→ Records for processing:
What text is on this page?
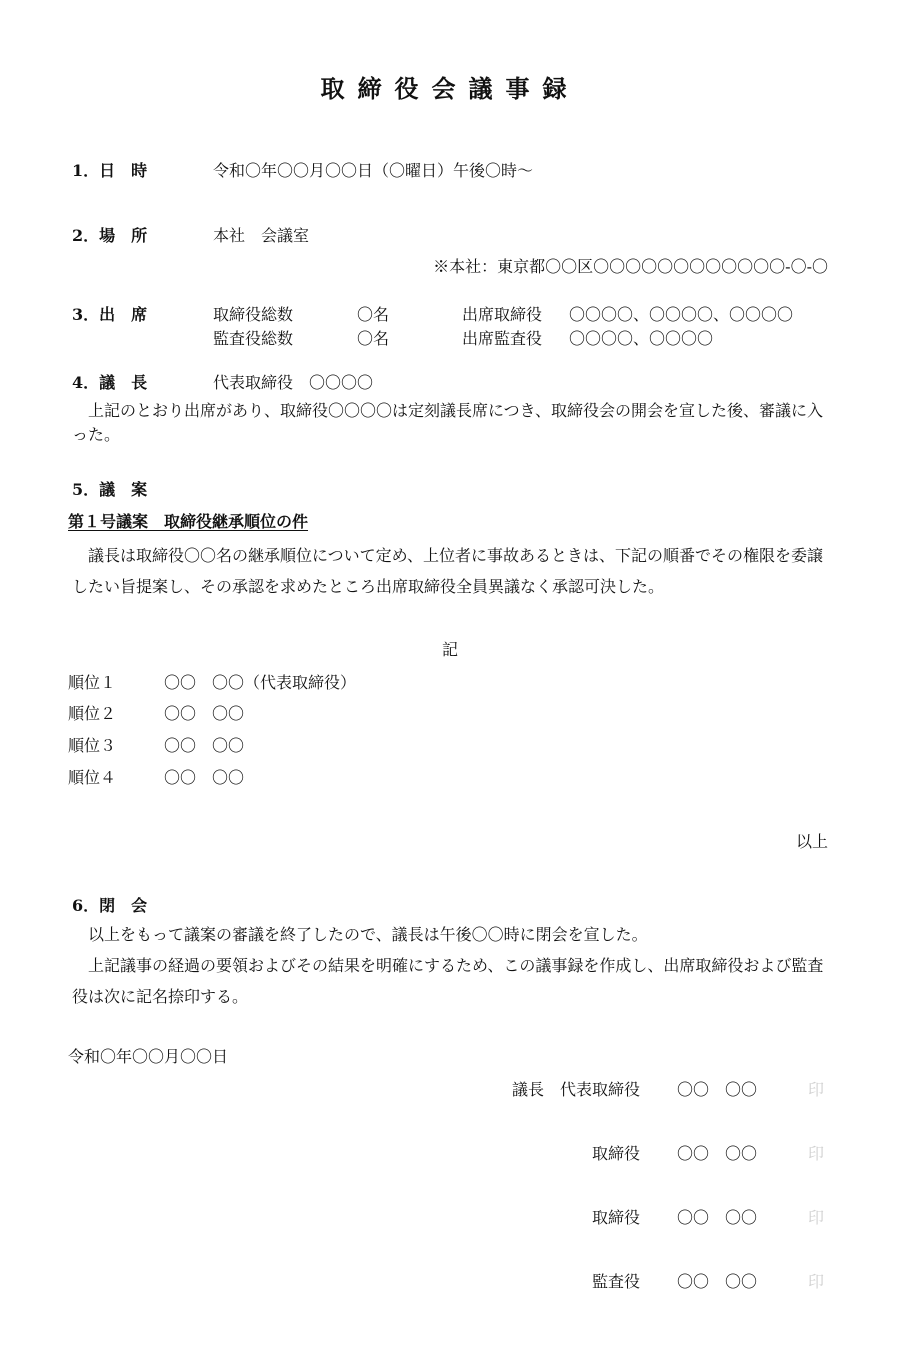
取締役会議事録
1．日　時	令和〇年〇〇月〇〇日（〇曜日）午後〇時〜
2．場　所	本社　会議室
※本社：東京都〇〇区〇〇〇〇〇〇〇〇〇〇〇〇-〇-〇
3．出　席	取締役総数	〇名	出席取締役 〇〇〇〇、〇〇〇〇、〇〇〇〇
監査役総数	〇名	出席監査役 〇〇〇〇、〇〇〇〇
4．議　長	代表取締役　〇〇〇〇
上記のとおり出席があり、取締役〇〇〇〇は定刻議長席につき、取締役会の開会を宣した後、審議に入った。
5．議　案
第１号議案　取締役継承順位の件
議長は取締役〇〇名の継承順位について定め、上位者に事故あるときは、下記の順番でその権限を委譲したい旨提案し、その承認を求めたところ出席取締役全員異議なく承認可決した。
記
順位１	〇〇　〇〇（代表取締役）
順位２	〇〇　〇〇
順位３	〇〇　〇〇
順位４	〇〇　〇〇
以上
6．閉　会
以上をもって議案の審議を終了したので、議長は午後〇〇時に閉会を宣した。
上記議事の経過の要領およびその結果を明確にするため、この議事録を作成し、出席取締役および監査役は次に記名捺印する。
令和〇年〇〇月〇〇日
議長　代表取締役 〇〇　〇〇	印
取締役 〇〇　〇〇	印
取締役 〇〇　〇〇	印
監査役 〇〇　〇〇	印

→ Task details: Transcribe every record above exactly as written, leaving out any pictures.

→ Reply:
What text is on this page?
取締役会議事録
1．日　時	令和〇年〇〇月〇〇日（〇曜日）午後〇時〜
2．場　所	本社　会議室
※本社：東京都〇〇区〇〇〇〇〇〇〇〇〇〇〇〇-〇-〇
3．出　席	取締役総数	〇名	出席取締役 〇〇〇〇、〇〇〇〇、〇〇〇〇
監査役総数	〇名	出席監査役 〇〇〇〇、〇〇〇〇
4．議　長	代表取締役　〇〇〇〇
上記のとおり出席があり、取締役〇〇〇〇は定刻議長席につき、取締役会の開会を宣した後、審議に入った。
5．議　案
第１号議案　取締役継承順位の件
議長は取締役〇〇名の継承順位について定め、上位者に事故あるときは、下記の順番でその権限を委譲したい旨提案し、その承認を求めたところ出席取締役全員異議なく承認可決した。
記
順位１	〇〇　〇〇（代表取締役）
順位２	〇〇　〇〇
順位３	〇〇　〇〇
順位４	〇〇　〇〇
以上
6．閉　会
以上をもって議案の審議を終了したので、議長は午後〇〇時に閉会を宣した。
上記議事の経過の要領およびその結果を明確にするため、この議事録を作成し、出席取締役および監査役は次に記名捺印する。
令和〇年〇〇月〇〇日
議長　代表取締役 〇〇　〇〇	印
取締役 〇〇　〇〇	印
取締役 〇〇　〇〇	印
監査役 〇〇　〇〇	印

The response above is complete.